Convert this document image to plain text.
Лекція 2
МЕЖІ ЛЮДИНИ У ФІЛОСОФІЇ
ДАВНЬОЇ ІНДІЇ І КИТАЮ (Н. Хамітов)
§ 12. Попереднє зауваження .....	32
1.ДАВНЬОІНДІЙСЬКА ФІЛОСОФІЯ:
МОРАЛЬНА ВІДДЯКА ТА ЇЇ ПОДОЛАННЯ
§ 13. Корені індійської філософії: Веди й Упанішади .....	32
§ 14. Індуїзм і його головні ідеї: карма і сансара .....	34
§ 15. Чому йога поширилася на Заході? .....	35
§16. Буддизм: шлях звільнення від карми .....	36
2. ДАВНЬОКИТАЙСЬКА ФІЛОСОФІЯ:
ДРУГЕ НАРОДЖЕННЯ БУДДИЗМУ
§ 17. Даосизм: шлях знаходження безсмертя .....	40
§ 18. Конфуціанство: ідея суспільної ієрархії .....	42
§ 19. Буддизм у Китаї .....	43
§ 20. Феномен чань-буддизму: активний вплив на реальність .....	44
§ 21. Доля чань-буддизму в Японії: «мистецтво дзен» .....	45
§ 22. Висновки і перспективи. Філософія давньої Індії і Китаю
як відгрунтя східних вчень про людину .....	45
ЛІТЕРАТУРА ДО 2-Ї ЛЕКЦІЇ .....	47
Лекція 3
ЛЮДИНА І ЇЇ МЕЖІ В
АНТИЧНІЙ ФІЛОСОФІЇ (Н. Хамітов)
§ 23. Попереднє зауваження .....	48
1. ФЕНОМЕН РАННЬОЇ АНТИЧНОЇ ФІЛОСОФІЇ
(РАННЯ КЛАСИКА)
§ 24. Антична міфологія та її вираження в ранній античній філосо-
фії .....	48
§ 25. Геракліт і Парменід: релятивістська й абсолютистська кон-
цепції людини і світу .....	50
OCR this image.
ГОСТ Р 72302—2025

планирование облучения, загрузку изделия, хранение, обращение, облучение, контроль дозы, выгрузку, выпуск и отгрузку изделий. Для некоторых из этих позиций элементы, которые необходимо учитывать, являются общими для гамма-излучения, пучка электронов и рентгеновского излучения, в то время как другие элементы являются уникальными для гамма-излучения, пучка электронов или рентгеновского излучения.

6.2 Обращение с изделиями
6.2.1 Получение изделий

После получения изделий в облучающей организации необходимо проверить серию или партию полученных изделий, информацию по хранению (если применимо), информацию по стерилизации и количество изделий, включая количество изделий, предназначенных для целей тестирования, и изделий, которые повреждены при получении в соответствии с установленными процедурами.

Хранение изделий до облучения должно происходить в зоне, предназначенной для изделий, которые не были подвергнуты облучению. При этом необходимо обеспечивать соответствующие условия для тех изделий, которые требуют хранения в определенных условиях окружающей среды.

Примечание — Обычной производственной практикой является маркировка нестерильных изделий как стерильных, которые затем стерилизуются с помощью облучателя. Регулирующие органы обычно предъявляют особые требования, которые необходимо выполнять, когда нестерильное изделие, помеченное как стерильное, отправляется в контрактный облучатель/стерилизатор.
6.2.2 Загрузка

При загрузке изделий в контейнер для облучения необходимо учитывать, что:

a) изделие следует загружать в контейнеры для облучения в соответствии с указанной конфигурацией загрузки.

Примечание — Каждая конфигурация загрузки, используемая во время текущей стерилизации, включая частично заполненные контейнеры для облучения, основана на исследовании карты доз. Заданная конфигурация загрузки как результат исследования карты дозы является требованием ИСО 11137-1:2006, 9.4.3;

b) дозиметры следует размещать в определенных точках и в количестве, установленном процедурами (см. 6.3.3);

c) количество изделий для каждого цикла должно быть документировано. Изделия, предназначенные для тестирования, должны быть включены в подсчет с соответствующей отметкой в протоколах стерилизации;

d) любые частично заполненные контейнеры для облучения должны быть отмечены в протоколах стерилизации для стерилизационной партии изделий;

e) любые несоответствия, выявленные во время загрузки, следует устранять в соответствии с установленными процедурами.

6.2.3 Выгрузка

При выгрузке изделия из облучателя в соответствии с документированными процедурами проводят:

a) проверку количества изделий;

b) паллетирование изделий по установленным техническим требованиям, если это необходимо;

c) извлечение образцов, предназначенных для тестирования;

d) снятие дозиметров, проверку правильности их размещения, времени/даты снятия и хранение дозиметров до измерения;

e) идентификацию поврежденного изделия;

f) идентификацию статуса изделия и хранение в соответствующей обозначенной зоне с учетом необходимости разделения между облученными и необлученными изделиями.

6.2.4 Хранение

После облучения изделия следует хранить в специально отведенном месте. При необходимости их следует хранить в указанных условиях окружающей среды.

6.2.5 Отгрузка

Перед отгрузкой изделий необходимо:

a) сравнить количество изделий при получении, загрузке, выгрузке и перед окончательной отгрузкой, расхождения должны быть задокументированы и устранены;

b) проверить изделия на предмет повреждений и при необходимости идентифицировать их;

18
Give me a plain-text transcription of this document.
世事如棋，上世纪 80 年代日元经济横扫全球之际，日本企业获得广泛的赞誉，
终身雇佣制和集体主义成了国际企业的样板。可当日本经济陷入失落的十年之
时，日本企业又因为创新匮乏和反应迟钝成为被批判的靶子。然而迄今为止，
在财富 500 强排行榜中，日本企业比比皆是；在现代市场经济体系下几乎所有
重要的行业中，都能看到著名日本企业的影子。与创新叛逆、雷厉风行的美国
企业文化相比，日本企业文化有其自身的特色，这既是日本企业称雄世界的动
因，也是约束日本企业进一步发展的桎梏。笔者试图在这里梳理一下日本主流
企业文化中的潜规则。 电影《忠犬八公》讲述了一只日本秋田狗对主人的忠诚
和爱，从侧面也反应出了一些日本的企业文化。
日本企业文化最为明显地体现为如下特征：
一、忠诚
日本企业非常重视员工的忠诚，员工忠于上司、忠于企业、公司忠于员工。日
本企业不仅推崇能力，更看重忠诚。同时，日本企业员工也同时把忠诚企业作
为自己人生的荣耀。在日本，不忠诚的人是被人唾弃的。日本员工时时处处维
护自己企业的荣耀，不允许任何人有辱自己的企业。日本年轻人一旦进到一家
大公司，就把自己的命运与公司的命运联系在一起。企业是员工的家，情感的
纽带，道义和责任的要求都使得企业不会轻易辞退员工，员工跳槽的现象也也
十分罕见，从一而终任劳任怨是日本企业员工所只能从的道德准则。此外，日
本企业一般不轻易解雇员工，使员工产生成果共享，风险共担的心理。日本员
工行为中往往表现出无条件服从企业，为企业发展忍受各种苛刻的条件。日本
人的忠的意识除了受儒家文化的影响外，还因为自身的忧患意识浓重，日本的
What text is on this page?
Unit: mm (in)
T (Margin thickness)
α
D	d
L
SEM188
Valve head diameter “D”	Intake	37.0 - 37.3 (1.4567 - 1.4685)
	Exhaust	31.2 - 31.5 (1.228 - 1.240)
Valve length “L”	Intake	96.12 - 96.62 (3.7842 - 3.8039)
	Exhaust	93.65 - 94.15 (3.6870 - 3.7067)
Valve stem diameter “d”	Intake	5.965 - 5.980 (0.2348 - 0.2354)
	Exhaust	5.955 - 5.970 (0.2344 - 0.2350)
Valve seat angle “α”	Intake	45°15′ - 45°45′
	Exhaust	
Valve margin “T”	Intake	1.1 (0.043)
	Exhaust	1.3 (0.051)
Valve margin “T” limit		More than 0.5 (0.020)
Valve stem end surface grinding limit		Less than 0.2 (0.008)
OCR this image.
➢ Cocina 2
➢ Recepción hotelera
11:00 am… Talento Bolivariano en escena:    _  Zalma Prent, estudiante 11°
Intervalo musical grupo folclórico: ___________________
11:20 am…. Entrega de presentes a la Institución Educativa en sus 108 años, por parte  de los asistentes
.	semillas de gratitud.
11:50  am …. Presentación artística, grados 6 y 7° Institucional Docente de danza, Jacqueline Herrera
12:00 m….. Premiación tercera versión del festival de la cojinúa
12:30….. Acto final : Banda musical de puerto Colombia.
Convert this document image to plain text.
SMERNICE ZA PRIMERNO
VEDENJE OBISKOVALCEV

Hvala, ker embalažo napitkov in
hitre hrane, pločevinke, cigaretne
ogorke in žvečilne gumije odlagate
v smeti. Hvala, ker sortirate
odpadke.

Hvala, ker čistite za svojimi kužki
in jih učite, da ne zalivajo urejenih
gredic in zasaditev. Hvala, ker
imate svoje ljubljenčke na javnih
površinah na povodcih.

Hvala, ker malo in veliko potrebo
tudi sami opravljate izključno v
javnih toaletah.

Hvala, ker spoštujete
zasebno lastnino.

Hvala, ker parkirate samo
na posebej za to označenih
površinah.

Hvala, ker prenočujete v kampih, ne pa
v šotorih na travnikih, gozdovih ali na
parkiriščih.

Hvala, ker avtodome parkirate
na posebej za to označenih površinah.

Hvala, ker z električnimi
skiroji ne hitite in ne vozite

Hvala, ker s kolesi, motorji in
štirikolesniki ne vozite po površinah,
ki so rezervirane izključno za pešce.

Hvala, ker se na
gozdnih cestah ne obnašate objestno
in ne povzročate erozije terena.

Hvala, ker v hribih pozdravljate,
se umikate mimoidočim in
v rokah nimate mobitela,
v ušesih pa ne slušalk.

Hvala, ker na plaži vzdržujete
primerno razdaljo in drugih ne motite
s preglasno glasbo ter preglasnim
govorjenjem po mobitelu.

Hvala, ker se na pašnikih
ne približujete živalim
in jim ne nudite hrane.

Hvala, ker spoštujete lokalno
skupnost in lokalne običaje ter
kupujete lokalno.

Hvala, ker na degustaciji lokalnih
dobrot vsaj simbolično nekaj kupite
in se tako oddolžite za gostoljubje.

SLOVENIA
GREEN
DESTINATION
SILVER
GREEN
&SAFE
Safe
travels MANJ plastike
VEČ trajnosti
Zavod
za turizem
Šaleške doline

______________________________

**Stated exercise**
Where a line of the data holds "отгрузкой", show that line.

**Result of this exercise**
Перед отгрузкой изделий необходимо:
a) сравнить количество изделий при получении, загрузке, выгрузке и перед окончательной отгрузкой, расхождения должны быть задокументированы и устранены;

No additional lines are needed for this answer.